:: AIM OF THE EXERCISE ::
Copy out the lines that have "name" in them.

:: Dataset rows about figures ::
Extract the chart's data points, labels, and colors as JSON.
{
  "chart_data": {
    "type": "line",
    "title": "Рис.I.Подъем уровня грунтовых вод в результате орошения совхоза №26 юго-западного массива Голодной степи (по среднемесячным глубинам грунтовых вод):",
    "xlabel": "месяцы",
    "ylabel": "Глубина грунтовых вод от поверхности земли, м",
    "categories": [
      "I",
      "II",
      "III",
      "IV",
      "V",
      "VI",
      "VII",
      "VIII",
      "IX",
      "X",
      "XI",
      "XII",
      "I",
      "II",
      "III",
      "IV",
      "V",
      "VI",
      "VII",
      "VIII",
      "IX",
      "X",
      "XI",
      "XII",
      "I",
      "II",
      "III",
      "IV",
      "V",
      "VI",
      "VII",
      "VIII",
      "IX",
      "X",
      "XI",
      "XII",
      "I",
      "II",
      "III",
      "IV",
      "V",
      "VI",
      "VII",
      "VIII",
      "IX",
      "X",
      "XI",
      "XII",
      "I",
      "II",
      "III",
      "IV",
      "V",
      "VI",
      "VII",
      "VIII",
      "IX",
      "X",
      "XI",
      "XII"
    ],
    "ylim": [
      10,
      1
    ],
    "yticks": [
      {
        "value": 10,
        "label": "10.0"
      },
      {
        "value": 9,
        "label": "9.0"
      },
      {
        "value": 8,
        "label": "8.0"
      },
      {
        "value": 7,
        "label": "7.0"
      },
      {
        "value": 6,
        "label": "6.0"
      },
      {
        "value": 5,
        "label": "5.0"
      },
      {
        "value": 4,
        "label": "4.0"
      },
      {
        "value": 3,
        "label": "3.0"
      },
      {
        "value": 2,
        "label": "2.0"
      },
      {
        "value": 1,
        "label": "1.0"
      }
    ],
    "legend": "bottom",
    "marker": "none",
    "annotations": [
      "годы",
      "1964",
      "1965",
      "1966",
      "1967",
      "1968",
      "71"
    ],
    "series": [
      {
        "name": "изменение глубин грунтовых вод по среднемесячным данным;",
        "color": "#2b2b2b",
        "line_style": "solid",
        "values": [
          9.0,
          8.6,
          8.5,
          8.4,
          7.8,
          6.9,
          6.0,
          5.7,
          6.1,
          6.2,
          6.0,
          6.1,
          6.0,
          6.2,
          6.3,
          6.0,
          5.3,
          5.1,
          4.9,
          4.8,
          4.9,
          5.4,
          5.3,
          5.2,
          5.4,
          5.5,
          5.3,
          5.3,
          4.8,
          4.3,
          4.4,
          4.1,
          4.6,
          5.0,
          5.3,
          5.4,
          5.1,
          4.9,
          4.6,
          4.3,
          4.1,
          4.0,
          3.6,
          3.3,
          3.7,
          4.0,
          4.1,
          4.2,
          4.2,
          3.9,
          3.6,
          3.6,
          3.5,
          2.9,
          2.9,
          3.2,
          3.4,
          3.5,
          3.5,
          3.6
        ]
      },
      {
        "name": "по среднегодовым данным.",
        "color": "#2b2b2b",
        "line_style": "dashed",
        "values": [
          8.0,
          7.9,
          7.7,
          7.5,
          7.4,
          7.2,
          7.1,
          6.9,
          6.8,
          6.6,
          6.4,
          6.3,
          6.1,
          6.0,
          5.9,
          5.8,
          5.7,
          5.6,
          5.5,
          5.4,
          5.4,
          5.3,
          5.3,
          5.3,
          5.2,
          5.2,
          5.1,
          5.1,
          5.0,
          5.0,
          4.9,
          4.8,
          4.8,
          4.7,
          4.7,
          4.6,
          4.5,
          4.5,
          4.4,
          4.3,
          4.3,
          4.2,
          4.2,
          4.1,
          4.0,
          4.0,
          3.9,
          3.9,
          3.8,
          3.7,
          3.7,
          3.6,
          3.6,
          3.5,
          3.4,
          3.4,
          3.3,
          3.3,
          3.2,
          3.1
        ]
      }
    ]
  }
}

:: CORRECT OUTPUT ::
        "name": "изменение глубин грунтовых вод по среднемесячным данным;",
        "name": "по среднегодовым данным.",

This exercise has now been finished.